Dataset items

....................

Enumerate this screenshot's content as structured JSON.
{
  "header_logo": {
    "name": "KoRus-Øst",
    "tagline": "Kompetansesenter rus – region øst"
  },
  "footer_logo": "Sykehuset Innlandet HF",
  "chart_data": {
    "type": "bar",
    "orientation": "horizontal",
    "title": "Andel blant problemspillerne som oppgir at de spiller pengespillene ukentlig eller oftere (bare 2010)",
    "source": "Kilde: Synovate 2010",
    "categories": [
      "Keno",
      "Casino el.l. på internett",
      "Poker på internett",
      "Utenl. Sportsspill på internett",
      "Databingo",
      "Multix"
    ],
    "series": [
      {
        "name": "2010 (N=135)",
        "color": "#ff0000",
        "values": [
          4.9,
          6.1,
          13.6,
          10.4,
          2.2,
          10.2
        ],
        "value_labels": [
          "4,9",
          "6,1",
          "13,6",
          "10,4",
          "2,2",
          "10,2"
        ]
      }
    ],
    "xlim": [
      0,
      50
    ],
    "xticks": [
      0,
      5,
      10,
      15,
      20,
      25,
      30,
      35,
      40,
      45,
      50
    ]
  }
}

....................

Search the data for the string "internett". List each line that has it.

      "Casino el.l. på internett",
      "Poker på internett",
      "Utenl. Sportsspill på internett",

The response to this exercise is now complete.